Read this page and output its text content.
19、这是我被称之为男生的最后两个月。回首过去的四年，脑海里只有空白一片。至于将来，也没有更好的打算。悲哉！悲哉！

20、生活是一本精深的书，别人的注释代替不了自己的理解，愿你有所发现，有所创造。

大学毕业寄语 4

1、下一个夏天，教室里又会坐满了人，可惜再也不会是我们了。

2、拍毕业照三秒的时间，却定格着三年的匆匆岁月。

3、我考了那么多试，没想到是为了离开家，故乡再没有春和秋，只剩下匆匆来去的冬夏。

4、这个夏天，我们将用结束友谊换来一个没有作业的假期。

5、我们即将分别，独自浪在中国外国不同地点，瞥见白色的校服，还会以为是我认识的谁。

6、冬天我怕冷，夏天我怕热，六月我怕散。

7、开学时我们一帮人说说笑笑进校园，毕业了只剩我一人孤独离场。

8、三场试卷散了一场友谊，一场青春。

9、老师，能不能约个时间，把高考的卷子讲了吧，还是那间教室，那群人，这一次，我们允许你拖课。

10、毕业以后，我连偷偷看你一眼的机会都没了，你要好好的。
* * * *
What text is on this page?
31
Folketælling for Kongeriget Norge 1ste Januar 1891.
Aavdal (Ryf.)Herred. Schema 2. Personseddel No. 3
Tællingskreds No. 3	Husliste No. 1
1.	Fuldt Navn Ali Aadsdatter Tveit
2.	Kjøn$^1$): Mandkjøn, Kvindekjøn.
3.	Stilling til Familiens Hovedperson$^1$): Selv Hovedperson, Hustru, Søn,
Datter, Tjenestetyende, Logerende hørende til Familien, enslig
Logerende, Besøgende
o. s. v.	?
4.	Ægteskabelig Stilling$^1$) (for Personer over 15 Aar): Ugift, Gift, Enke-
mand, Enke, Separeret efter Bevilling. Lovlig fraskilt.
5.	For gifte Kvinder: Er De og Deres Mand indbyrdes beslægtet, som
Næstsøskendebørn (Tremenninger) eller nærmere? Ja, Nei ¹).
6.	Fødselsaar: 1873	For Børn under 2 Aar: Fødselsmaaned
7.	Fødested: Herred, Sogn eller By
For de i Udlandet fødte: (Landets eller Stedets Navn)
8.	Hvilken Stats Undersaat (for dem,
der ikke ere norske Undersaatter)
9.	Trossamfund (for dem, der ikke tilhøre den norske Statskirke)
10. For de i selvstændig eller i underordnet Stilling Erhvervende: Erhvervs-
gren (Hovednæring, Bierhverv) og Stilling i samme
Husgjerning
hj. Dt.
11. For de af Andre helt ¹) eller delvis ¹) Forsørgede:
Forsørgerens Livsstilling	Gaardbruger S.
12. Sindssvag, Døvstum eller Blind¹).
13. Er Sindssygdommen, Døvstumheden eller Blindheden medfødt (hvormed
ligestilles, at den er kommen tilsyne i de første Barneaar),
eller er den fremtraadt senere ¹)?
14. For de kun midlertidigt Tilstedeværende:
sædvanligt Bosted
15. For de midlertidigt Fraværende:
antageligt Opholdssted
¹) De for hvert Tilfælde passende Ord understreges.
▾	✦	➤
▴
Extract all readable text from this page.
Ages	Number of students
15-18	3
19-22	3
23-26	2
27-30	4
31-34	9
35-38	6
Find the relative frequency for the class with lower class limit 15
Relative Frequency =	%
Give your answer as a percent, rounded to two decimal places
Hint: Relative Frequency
* * * *
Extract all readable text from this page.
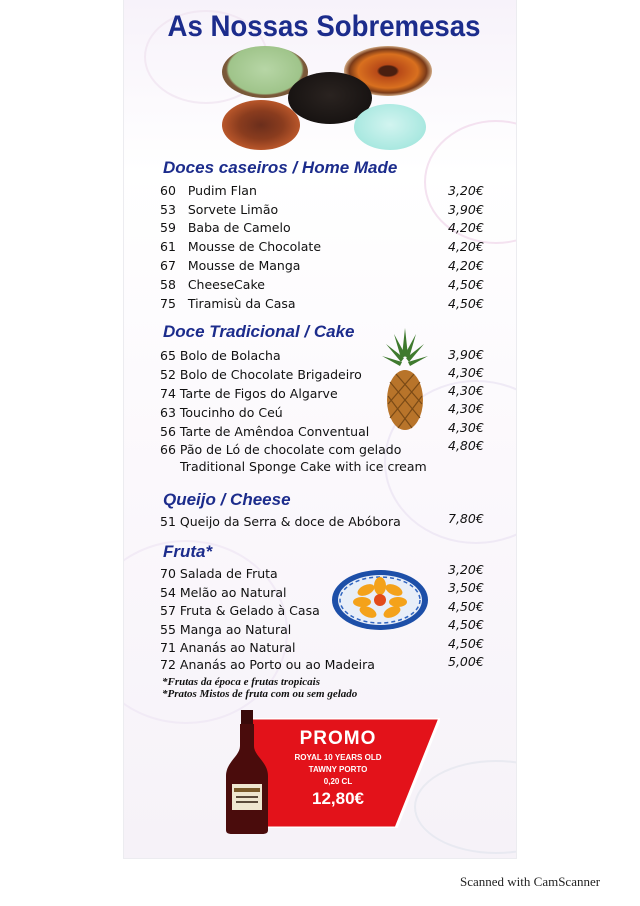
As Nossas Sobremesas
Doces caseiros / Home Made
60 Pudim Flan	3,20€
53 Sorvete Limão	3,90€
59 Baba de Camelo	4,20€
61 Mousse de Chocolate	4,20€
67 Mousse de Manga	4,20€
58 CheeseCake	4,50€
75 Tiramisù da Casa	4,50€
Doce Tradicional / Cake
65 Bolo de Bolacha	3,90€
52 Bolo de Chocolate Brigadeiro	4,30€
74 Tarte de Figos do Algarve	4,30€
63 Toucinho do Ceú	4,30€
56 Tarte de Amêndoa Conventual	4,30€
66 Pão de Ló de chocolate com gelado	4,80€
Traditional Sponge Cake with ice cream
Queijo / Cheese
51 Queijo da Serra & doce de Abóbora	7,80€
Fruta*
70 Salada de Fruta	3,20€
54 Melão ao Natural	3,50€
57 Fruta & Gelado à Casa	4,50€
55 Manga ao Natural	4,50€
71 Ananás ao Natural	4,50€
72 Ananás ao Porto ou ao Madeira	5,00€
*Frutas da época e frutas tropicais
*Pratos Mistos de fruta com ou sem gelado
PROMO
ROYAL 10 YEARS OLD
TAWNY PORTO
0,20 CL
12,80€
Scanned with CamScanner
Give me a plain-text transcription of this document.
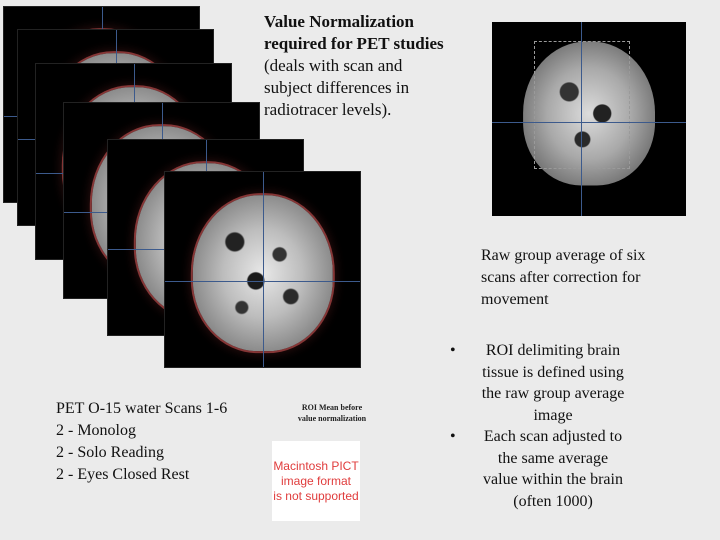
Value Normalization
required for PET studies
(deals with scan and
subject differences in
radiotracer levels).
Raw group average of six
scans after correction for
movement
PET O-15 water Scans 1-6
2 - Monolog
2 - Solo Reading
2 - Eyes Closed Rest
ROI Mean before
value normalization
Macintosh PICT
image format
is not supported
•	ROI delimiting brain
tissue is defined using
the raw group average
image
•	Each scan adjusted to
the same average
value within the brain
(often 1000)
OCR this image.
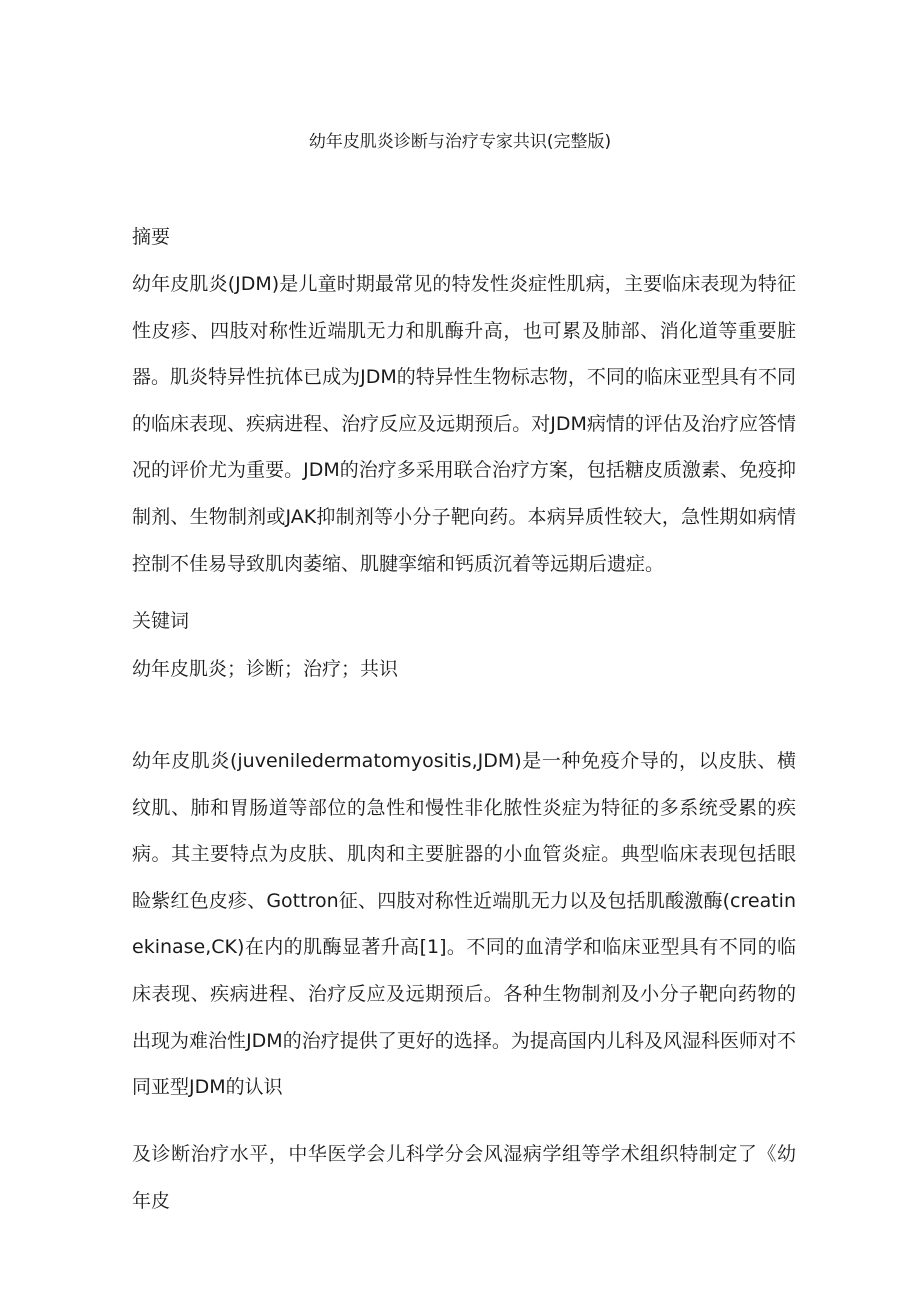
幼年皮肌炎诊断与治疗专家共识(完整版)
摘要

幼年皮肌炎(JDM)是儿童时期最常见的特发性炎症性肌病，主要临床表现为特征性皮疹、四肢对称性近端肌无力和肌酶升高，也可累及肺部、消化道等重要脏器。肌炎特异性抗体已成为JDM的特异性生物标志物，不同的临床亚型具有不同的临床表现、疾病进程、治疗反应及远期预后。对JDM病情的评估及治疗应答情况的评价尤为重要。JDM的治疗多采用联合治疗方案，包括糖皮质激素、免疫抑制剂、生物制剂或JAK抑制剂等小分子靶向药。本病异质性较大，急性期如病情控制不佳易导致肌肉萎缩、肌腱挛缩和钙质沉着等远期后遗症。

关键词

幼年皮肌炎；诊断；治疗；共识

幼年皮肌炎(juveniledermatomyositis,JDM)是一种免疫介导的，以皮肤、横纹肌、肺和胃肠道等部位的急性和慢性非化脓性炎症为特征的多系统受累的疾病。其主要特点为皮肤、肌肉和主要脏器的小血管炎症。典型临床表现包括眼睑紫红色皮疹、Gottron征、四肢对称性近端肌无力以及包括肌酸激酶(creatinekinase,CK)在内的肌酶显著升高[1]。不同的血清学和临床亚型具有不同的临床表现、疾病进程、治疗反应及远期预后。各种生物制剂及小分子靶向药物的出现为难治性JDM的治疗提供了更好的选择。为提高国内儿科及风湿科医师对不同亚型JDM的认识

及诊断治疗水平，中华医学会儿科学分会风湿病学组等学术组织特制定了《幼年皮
* * * *
Written exercise:
Check each line of the data above for the word "治疗反应及远期预后", then state how many lines have it. Give the number alone.

Task answer:
2